Так вот я продолжу мысль об асоциальности Игоря Алексеевича. Он и так-то был человеком искренним и даже простодушным. Но когда выпивал… Нет, он не становился развязным, навязчивым или пошлым. Он становился тем, кем был – талантливым ребенком. Слово «непосредственный» тут подошло бы, если б это была непосредственность. Подошло бы и слово «беззащитность», если б это была беззащитность… Все не то. Попробую еще раз… Он оголялся как провод высокого напряжения, с которого сняли изоляцию. Вот!…Пожалуй, что так. Он светился сине-бело-фиолетовым пламенем, гудел и потрескивал…Поэтому в  его алкогольных приключениях его лучше было не оставлять одного.  Он просто мог ударить самого себя и окружающих током. Я его и не оставлял. А он не оставлял меня. Мы были как два оголенных провода. И, видимо, равнозаряженными. Иначе бы нас разнесло обоих взрывом с миллионами искр. Хотя, с другой стороны, однополярные заряды отталкиваются. А мы – наоборот. Еще раз подчеркну, что было это давно. Так давно, что страдания печени и совести давно забыты и остались лишь воспоминания о высоте душевного напряжения, беспредельной смелости и немыслимой свободе…А еще остался   глубочайший экзистенциальный смысл тех тяжелых загулов. Кто преодолел этот смертельно опасный опыт и не увлекся им до потери лица и статуса, тот нас поймет.

Так вот.  Было это промозглыми осенями  в середине 90-х. Сразу после подлейшей осени 93-го, когда в Москве выстрелами из танков по Белому Дому подавили «антиельцинский мятеж». Надо сказать, что Ельцин был одним из тех немногих, кого Игорь Алексеевич ощутимо недолюбливал. То ли из-за разницы в антропометрических данных,  то ли из-за того, что партаппаратчик Ельцин, пьющий дорогие коньяки, был по жизни антагонистом свободолюбивому писателю.  Тогда на Пушкинской 10,  в закутке, где местился Адамацкий, над пишущей машинкой висела табличка, выполненная в ельцинской стилистике:   «НЕ курить, пАнимаишь…».  Рядом — портрет Ельцина с тяжелым прищуром с пиджаком через плечо. А рядом — менее изящная — «Уходя, гасите всех».  Они, ребята-реформаторы из ельцинского набора, потом, когда уходили, загасили не только свет…. Поэтому, повторю — 90-е были тяжелым временем. А мы просто искали впечатления и типажей. Но находили всякий раз приключения.

* _Постановка задачи_
О чём рассказывает отрывок? Перескажите его суть в двух предложениях. Записи никак не связаны с отрывком.

* _Записи набора данных_
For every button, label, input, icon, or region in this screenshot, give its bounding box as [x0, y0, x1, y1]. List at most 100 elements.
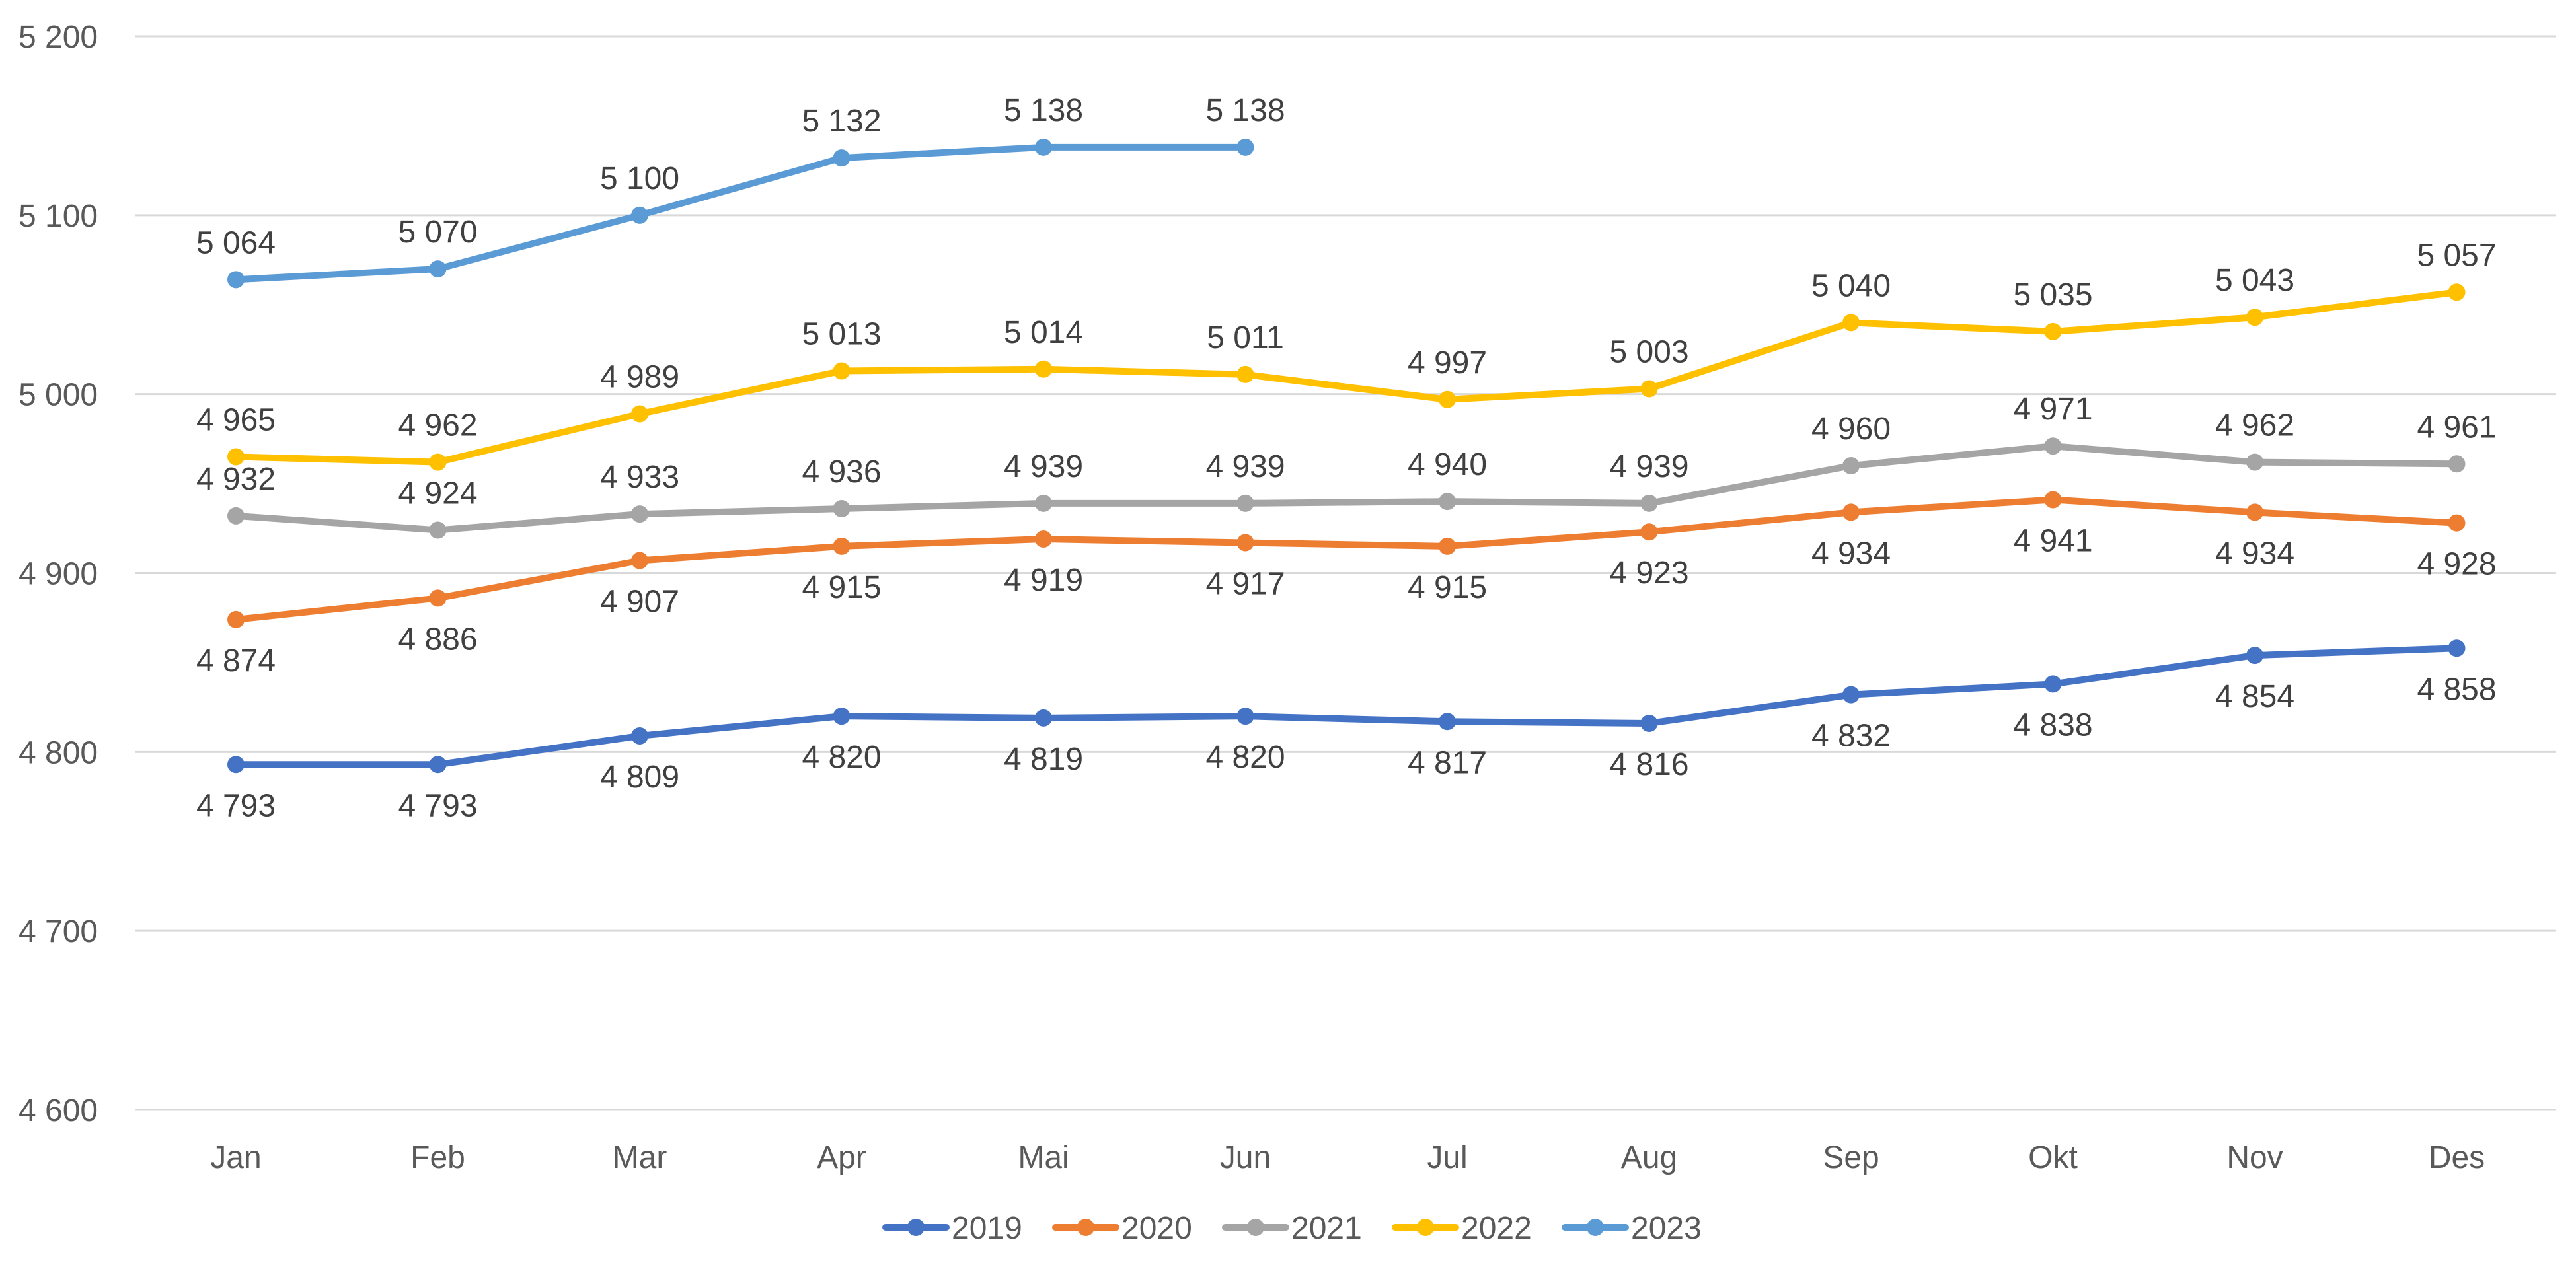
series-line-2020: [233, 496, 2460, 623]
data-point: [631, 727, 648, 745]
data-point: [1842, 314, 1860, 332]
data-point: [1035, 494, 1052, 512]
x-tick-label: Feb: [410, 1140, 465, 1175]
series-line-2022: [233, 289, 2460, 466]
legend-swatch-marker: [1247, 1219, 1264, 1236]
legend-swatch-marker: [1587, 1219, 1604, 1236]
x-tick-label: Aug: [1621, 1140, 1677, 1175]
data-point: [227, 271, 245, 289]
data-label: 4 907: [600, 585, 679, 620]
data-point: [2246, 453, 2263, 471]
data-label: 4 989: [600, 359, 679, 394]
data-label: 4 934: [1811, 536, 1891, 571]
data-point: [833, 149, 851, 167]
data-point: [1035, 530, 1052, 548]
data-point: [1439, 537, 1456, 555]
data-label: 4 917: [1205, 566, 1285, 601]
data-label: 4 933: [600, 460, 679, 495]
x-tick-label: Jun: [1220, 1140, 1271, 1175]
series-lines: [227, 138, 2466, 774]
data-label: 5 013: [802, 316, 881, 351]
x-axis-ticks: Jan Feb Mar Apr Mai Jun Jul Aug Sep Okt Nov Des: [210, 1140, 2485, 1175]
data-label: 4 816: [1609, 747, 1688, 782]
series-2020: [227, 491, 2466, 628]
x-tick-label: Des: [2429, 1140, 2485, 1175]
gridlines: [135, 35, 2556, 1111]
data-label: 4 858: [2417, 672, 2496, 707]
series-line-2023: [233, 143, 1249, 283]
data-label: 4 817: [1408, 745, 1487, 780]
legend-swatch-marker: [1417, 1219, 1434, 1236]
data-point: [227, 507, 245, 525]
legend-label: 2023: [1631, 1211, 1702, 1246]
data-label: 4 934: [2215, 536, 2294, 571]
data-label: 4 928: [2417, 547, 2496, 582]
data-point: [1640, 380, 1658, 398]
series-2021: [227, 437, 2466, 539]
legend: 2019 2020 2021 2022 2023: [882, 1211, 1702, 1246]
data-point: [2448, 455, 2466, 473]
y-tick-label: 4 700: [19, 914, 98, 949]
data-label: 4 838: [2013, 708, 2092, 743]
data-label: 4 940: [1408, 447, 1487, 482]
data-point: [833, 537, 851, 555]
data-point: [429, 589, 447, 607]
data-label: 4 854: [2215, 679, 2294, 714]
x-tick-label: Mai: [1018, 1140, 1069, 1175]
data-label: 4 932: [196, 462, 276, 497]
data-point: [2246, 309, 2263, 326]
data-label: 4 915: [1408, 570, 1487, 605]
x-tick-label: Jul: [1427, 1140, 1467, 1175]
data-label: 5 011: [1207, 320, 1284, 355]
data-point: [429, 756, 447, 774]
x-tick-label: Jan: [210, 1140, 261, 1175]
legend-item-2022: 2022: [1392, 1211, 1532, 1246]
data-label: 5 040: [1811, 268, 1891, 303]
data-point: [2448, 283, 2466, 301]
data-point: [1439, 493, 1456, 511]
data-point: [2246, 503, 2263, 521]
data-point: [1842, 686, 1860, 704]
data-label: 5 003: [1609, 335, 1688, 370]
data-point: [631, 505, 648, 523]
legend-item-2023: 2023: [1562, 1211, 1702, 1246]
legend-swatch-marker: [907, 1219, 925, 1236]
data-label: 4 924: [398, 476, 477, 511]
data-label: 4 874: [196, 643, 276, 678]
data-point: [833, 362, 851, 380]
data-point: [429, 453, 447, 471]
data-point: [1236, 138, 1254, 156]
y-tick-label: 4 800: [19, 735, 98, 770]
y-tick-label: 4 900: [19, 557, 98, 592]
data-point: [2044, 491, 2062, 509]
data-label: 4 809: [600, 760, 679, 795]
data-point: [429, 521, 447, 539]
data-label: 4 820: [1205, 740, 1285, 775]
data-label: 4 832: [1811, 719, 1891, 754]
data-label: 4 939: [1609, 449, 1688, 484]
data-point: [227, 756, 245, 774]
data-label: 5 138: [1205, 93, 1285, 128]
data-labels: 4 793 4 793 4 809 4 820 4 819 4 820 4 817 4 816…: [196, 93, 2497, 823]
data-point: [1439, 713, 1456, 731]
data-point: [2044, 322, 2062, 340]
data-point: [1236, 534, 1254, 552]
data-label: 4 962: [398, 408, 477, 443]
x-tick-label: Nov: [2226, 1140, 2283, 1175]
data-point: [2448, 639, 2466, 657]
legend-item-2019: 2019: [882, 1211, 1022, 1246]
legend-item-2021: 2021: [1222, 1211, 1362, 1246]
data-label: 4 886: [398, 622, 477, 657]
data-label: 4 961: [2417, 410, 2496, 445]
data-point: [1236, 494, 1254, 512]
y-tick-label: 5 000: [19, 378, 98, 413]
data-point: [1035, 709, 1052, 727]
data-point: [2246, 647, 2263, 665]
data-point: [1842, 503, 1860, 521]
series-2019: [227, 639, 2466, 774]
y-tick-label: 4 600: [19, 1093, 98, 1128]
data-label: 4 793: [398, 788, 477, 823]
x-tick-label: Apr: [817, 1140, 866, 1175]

* _Решение задачи_
Искренний и простодушный Игорь Алексеевич, выпив, становился похож на оголённый провод высокого напряжения, поэтому рассказчик не оставлял его одного, а тот не оставлял рассказчика. Эти загулы пришлись на тяжёлые середину 90-х, сразу после осени 93-го, когда Игорь Алексеевич ощутимо недолюбливал Ельцина, а на Пушкинской 10 над пишущей машинкой висела табличка в ельцинской стилистике.